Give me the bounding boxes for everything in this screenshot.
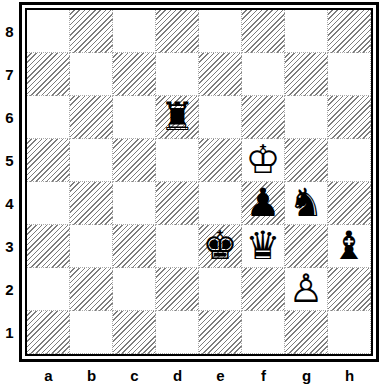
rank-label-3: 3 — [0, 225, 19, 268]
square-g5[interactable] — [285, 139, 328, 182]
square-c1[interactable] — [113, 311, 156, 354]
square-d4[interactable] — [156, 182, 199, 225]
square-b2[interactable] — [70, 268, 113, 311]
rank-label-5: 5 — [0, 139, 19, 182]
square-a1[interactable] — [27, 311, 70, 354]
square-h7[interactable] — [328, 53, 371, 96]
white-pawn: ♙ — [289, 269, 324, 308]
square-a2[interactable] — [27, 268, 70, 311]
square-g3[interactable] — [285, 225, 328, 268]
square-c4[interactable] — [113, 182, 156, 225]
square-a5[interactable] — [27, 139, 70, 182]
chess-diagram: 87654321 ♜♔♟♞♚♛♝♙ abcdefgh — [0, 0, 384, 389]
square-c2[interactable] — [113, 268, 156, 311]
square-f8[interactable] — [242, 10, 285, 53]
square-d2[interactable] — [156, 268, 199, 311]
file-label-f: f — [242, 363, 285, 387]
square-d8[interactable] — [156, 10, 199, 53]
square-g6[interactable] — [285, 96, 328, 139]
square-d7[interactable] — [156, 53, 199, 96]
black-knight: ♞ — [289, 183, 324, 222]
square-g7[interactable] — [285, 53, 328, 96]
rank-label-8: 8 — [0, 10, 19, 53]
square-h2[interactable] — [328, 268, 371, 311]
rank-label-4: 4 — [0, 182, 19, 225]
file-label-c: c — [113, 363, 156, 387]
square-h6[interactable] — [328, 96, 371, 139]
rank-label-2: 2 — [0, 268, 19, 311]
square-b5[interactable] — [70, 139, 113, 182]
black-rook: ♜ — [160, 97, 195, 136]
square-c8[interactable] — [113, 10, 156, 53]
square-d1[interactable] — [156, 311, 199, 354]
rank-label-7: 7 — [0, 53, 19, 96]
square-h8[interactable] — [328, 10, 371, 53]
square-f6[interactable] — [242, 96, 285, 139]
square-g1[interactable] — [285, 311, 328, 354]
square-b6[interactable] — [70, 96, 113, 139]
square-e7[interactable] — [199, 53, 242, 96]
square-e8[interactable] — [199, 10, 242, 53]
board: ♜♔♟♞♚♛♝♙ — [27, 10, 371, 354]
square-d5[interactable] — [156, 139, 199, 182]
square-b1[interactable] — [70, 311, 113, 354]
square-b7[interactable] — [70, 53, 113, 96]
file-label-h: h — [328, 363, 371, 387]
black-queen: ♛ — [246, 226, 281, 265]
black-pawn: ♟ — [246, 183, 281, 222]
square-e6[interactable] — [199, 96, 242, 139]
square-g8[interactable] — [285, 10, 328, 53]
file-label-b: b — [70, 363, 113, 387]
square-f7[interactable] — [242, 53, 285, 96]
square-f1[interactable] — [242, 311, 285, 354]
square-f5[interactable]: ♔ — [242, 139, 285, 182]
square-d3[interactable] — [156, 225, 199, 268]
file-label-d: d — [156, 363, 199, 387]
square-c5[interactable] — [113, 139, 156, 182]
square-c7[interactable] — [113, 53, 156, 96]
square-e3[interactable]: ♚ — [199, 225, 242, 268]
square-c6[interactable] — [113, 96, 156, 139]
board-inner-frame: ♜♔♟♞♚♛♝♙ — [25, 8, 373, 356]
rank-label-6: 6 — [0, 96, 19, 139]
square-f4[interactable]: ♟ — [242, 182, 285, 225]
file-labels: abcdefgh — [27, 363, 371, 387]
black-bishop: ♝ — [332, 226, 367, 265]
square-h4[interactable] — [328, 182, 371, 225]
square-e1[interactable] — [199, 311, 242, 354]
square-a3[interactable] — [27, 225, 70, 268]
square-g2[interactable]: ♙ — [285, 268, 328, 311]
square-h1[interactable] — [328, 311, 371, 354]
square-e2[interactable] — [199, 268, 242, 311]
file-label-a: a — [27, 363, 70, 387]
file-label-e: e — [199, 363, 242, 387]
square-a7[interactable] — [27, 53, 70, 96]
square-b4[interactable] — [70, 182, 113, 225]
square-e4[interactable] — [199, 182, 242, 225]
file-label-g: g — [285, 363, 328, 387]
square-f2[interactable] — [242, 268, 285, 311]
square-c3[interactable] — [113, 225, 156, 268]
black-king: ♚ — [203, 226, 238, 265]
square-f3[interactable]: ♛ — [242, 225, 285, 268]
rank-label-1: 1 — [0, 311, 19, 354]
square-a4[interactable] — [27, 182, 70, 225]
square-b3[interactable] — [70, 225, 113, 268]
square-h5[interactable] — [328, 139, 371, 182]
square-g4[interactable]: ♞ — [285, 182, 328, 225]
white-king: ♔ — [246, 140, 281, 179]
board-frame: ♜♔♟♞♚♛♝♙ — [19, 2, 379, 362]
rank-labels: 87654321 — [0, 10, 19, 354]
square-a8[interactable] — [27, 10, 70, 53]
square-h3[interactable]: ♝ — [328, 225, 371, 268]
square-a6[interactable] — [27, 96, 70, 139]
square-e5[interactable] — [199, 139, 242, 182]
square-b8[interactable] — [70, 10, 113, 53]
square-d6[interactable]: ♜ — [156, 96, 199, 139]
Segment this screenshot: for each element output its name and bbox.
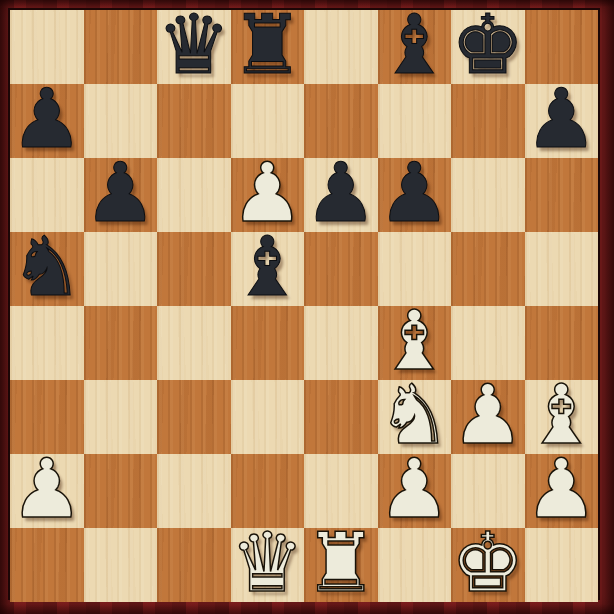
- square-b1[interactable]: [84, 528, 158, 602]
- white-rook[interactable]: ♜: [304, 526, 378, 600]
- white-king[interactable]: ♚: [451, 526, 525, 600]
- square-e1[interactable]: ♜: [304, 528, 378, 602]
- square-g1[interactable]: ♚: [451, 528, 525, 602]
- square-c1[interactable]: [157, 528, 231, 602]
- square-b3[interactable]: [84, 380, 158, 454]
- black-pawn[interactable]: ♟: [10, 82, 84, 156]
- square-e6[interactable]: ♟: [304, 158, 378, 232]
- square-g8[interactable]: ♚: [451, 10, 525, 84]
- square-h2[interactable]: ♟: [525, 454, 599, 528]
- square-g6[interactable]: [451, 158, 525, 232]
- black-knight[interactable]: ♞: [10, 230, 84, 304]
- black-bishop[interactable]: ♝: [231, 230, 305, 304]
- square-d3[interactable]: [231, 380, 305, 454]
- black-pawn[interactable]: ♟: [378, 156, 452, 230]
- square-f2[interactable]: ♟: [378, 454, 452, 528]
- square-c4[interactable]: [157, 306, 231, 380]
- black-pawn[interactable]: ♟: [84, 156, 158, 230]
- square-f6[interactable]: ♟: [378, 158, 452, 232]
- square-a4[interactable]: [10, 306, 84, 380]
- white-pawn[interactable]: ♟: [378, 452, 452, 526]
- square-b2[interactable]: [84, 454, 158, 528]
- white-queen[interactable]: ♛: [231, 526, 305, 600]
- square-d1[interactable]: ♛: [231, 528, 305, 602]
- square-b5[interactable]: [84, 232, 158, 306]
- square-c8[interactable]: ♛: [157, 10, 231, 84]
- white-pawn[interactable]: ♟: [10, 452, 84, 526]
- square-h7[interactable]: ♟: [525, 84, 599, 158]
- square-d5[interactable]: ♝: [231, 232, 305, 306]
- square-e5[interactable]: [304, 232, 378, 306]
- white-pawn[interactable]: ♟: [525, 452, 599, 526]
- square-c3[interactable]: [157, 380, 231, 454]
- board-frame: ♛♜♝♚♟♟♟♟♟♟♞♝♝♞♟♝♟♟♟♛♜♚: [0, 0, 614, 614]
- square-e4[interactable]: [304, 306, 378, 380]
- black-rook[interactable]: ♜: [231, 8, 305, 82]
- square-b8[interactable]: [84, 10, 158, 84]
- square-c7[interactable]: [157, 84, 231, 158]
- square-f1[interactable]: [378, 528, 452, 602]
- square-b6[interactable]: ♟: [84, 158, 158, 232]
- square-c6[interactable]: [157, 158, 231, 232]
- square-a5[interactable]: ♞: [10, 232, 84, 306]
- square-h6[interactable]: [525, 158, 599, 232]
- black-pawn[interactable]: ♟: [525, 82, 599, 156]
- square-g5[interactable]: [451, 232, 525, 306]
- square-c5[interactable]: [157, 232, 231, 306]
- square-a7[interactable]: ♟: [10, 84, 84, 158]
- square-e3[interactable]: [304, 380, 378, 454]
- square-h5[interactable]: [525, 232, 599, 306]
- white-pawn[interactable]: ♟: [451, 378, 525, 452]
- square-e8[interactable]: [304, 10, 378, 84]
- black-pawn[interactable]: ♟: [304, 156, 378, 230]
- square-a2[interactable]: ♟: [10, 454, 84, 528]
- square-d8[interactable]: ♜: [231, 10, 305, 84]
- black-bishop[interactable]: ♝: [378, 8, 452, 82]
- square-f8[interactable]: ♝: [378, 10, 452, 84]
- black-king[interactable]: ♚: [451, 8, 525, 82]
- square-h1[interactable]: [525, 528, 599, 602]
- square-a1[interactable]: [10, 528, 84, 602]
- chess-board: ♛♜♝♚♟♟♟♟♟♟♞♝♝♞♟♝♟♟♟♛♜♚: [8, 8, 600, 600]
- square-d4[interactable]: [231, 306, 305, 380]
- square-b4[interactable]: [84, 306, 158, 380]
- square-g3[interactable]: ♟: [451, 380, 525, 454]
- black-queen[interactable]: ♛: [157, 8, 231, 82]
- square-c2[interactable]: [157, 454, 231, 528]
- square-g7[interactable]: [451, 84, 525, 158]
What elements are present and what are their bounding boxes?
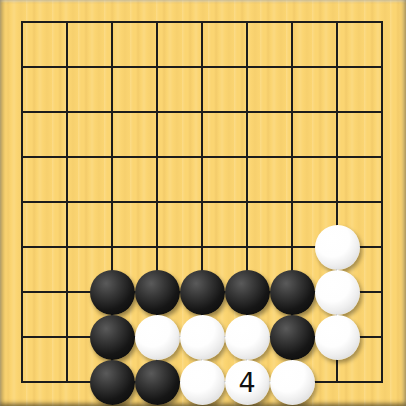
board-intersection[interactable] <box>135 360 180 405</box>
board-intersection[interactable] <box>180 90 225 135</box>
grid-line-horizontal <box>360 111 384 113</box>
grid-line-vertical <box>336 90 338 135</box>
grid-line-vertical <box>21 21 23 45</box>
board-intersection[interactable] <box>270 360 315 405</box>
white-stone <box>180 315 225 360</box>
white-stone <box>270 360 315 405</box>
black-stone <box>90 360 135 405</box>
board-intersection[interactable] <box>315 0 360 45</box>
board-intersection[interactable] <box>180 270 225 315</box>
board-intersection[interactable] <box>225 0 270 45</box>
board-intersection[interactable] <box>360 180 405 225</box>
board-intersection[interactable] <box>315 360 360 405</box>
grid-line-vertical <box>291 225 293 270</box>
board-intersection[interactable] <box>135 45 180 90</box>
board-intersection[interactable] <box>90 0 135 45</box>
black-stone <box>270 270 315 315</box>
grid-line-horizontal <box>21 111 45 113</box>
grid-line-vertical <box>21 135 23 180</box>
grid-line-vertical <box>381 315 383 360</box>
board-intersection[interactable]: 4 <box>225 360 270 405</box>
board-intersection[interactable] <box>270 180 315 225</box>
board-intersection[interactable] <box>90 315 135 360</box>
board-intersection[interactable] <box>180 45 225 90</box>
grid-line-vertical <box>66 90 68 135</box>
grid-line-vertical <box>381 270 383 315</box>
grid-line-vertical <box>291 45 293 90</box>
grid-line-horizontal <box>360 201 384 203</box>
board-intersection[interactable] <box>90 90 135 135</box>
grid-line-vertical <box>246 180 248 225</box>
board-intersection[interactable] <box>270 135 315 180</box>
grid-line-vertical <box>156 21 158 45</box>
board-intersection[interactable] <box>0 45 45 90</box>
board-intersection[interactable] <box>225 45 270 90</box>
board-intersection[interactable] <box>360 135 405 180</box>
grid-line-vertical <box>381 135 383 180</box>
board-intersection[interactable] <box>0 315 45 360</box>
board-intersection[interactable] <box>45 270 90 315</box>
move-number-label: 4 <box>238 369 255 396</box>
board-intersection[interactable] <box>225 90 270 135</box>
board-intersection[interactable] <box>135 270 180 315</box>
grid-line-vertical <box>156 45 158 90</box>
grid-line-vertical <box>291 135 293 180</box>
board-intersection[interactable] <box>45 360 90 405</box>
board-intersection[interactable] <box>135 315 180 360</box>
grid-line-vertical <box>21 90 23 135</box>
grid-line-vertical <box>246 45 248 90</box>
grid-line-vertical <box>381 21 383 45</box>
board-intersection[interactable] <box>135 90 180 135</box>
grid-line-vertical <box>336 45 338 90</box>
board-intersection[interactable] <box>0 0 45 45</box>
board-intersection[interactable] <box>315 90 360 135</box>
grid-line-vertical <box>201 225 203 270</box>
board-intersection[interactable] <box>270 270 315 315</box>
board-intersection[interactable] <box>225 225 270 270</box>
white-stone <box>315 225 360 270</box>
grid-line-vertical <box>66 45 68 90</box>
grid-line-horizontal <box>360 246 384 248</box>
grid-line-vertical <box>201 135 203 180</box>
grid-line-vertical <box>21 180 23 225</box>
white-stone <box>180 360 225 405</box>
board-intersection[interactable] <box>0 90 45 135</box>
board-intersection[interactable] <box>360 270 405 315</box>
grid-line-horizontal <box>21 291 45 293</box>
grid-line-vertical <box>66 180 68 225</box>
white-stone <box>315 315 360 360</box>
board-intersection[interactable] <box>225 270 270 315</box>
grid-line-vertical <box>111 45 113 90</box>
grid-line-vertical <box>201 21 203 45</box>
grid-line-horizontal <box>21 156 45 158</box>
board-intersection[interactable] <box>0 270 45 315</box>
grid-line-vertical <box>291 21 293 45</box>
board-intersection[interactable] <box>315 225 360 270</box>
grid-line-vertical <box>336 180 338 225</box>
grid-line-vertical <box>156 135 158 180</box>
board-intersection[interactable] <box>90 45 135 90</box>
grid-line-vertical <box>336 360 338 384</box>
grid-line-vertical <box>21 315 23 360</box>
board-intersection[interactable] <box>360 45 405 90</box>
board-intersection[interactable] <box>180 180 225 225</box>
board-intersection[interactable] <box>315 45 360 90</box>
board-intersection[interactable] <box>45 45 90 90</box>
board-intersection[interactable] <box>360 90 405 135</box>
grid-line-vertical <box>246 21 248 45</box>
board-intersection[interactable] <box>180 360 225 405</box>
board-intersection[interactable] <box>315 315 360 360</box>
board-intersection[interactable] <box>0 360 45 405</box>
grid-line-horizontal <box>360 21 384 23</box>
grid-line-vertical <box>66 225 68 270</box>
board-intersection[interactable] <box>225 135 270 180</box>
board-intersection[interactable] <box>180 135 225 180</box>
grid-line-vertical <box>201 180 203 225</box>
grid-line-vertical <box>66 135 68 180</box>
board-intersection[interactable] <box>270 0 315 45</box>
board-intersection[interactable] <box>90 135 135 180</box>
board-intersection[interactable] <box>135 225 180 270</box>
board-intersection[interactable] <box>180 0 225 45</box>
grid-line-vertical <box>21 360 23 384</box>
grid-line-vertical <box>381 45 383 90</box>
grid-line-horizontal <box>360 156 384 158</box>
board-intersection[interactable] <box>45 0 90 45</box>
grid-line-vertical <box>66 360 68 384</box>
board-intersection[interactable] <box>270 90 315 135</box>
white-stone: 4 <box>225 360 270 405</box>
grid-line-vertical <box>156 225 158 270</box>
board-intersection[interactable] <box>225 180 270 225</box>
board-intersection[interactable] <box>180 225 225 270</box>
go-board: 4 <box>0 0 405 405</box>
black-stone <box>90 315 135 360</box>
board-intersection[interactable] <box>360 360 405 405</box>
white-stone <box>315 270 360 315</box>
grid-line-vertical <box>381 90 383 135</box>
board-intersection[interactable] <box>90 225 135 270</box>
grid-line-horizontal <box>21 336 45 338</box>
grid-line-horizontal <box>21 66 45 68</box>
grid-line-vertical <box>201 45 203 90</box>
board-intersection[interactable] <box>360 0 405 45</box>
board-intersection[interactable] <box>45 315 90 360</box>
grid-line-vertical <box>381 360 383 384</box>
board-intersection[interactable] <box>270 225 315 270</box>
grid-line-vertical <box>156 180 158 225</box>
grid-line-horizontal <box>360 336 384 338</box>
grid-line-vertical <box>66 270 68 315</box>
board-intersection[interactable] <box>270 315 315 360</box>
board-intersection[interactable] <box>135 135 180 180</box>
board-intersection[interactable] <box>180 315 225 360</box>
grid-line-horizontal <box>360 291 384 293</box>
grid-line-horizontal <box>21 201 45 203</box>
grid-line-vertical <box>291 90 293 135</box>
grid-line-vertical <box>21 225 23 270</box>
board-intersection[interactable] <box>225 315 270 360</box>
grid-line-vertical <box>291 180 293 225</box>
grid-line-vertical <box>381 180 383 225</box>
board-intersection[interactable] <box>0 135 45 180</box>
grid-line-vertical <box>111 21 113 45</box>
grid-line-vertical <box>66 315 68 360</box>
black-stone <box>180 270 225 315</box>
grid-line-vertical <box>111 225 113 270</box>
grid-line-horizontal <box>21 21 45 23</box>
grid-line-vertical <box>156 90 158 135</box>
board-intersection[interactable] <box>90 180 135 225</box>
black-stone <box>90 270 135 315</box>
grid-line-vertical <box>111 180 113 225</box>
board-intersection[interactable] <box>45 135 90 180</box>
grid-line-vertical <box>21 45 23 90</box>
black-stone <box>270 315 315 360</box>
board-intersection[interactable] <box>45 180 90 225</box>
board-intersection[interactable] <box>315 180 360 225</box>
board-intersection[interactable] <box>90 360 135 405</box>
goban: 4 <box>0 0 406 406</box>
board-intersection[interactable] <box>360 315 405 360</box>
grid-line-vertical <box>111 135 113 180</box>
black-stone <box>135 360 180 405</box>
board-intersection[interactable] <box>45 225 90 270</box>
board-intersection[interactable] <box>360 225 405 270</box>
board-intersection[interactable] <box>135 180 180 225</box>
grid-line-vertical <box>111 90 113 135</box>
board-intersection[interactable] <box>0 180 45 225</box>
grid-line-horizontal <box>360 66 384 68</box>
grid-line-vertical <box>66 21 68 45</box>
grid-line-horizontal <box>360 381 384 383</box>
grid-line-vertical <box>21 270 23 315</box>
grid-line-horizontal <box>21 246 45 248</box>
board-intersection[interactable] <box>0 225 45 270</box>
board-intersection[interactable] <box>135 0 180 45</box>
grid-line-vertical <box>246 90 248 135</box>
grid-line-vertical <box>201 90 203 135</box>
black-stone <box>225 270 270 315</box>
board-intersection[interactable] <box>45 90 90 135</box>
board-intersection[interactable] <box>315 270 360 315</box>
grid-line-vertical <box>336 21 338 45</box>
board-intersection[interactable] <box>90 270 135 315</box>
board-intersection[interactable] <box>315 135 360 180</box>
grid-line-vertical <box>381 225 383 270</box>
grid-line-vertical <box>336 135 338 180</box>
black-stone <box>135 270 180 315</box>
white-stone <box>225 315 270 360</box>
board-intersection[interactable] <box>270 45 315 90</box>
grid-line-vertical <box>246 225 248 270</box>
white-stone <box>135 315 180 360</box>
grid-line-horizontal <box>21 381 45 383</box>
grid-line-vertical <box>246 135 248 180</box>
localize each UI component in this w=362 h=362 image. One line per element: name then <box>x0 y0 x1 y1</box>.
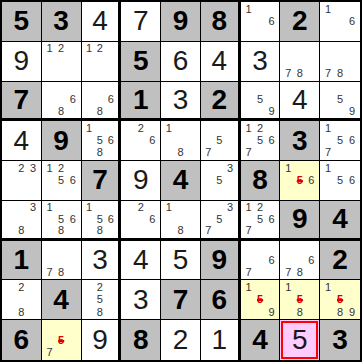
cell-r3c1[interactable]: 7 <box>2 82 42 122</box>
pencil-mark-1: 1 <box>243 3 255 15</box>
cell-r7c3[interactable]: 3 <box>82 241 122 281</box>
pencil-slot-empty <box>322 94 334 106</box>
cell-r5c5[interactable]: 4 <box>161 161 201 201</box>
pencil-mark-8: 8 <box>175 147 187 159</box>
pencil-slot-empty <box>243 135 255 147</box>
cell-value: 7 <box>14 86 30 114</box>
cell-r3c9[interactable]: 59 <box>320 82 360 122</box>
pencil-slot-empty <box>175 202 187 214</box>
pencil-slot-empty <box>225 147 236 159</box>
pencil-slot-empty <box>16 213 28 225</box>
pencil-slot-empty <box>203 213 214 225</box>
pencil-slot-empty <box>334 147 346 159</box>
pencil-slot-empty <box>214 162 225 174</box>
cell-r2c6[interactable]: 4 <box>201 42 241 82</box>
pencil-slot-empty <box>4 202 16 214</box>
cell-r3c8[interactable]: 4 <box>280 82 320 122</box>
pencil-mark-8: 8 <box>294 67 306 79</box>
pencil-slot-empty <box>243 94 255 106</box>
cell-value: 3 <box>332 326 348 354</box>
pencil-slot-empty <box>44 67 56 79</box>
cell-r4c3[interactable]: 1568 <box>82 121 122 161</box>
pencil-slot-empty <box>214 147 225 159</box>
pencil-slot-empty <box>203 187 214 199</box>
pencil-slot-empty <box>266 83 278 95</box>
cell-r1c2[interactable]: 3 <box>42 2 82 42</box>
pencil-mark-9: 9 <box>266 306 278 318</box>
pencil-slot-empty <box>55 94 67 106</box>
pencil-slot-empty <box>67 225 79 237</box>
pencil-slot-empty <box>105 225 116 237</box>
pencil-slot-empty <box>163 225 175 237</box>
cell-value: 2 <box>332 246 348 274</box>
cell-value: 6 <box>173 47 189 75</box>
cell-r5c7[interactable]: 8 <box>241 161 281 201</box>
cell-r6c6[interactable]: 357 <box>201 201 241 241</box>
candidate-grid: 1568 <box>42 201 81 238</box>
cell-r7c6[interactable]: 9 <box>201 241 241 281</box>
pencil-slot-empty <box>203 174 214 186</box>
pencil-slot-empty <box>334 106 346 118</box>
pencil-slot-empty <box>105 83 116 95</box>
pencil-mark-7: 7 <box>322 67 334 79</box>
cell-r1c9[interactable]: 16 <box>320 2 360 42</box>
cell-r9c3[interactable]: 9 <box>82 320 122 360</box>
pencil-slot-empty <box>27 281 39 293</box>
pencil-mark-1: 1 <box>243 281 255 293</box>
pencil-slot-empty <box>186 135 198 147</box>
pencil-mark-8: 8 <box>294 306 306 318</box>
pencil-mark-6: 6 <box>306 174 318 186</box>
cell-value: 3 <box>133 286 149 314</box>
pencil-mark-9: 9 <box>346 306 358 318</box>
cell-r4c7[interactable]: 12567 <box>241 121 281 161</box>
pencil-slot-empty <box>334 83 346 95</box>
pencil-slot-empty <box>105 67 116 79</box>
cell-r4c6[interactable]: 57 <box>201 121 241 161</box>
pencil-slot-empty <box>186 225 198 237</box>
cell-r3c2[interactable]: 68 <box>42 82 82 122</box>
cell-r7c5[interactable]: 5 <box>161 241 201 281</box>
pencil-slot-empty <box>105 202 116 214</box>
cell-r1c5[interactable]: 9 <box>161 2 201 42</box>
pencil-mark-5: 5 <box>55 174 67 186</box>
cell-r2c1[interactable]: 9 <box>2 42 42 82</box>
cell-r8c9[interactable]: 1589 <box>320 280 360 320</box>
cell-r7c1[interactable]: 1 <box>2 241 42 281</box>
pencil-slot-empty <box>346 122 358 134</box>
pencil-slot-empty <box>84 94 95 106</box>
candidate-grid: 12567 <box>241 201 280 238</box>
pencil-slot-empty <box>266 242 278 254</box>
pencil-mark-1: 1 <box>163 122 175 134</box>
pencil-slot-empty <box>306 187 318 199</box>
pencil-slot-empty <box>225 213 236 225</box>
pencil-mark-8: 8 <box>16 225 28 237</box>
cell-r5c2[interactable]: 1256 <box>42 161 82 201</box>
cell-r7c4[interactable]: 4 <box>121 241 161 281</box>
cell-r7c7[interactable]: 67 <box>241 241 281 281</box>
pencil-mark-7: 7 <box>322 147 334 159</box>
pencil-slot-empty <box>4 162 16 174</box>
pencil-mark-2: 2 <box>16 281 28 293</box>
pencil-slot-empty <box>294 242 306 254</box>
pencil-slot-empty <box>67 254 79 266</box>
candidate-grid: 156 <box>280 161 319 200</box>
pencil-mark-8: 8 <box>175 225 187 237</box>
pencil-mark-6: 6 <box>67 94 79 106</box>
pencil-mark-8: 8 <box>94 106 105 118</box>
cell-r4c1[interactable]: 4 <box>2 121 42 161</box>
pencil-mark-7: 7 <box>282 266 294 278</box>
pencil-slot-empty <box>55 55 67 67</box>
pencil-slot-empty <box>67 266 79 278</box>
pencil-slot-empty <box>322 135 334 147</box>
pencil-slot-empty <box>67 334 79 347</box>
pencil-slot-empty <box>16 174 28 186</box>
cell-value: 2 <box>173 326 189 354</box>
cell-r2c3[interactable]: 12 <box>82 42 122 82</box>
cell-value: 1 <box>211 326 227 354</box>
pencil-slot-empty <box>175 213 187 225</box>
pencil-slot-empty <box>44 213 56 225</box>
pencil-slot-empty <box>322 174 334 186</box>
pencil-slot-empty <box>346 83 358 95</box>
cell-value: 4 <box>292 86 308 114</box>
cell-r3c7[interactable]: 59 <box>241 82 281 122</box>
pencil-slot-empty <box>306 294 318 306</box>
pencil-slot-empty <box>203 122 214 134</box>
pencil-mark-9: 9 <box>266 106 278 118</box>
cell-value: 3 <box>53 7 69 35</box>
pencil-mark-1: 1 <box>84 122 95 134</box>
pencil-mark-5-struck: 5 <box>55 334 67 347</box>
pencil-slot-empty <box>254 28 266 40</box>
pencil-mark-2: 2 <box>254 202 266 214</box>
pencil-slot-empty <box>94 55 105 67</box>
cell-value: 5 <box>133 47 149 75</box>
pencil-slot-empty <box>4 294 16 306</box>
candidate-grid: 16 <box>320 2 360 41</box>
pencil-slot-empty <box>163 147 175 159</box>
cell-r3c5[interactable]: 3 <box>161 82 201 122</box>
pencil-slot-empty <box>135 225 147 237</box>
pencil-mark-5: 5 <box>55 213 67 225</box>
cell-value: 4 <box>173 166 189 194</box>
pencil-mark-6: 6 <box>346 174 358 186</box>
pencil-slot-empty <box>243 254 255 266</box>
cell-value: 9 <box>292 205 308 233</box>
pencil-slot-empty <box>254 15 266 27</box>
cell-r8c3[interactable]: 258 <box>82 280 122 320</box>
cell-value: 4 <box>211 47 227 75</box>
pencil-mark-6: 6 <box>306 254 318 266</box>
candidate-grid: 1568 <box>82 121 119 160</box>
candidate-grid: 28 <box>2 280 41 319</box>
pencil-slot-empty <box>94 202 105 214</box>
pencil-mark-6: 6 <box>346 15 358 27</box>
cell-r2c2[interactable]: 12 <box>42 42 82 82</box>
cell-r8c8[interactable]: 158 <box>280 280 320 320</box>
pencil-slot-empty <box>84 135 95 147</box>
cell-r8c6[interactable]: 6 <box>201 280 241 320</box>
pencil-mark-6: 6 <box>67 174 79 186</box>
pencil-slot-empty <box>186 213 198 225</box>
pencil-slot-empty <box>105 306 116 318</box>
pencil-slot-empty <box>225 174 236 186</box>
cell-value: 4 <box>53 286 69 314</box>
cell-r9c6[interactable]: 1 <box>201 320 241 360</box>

........

* _Task brief_
Rewrite the data from the line that has "board-intersection[interactable] <box>135 360" through the line that has "board-intersection[interactable] <box>315 0", replacing "white-stone" with "light-stone" and changing nothing else.

* _Output for this exercise_
board-intersection[interactable] <box>135 360 180 405</box>
board-intersection[interactable] <box>180 90 225 135</box>
grid-line-horizontal <box>360 111 384 113</box>
grid-line-vertical <box>336 90 338 135</box>
grid-line-vertical <box>21 21 23 45</box>
board-intersection[interactable] <box>270 360 315 405</box>
light-stone <box>180 315 225 360</box>
light-stone <box>270 360 315 405</box>
black-stone <box>90 360 135 405</box>
board-intersection[interactable] <box>315 0 360 45</box>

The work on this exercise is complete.